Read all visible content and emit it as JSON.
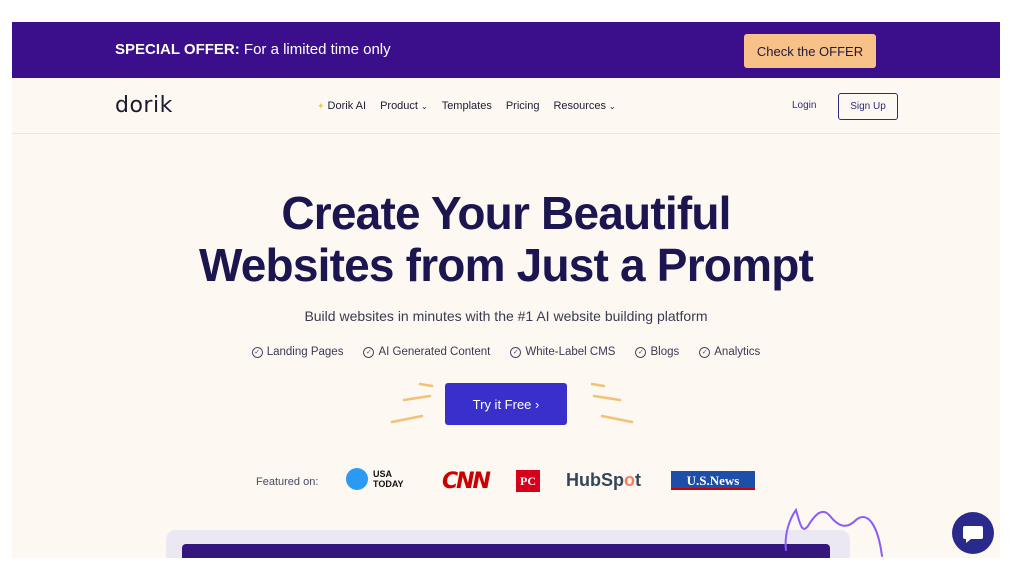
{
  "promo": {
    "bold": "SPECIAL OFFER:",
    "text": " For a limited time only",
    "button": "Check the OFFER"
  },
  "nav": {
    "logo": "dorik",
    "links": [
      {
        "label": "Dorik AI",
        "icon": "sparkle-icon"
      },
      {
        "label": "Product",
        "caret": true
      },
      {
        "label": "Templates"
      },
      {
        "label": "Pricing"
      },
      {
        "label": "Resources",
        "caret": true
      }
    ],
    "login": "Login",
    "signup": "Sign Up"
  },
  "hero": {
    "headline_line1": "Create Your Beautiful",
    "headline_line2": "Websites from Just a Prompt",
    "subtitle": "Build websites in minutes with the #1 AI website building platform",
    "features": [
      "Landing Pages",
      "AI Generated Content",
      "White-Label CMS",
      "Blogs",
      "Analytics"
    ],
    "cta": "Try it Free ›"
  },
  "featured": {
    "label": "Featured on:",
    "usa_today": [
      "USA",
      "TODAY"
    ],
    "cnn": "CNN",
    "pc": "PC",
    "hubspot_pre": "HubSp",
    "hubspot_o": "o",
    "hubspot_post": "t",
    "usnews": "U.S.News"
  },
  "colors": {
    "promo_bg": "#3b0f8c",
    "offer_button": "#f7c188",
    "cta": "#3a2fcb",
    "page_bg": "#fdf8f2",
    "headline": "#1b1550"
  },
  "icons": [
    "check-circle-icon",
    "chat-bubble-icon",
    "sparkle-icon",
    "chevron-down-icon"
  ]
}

* **BRIEF**: Reproduce the data word for word, excluding its pictures.

* **EXERCISE SOLUTION**:
Read all visible content and emit it as JSON.
{
  "promo": {
    "bold": "SPECIAL OFFER:",
    "text": " For a limited time only",
    "button": "Check the OFFER"
  },
  "nav": {
    "logo": "dorik",
    "links": [
      {
        "label": "Dorik AI",
        "icon": "sparkle-icon"
      },
      {
        "label": "Product",
        "caret": true
      },
      {
        "label": "Templates"
      },
      {
        "label": "Pricing"
      },
      {
        "label": "Resources",
        "caret": true
      }
    ],
    "login": "Login",
    "signup": "Sign Up"
  },
  "hero": {
    "headline_line1": "Create Your Beautiful",
    "headline_line2": "Websites from Just a Prompt",
    "subtitle": "Build websites in minutes with the #1 AI website building platform",
    "features": [
      "Landing Pages",
      "AI Generated Content",
      "White-Label CMS",
      "Blogs",
      "Analytics"
    ],
    "cta": "Try it Free ›"
  },
  "featured": {
    "label": "Featured on:",
    "usa_today": [
      "USA",
      "TODAY"
    ],
    "cnn": "CNN",
    "pc": "PC",
    "hubspot_pre": "HubSp",
    "hubspot_o": "o",
    "hubspot_post": "t",
    "usnews": "U.S.News"
  },
  "colors": {
    "promo_bg": "#3b0f8c",
    "offer_button": "#f7c188",
    "cta": "#3a2fcb",
    "page_bg": "#fdf8f2",
    "headline": "#1b1550"
  },
  "icons": [
    "check-circle-icon",
    "chat-bubble-icon",
    "sparkle-icon",
    "chevron-down-icon"
  ]
}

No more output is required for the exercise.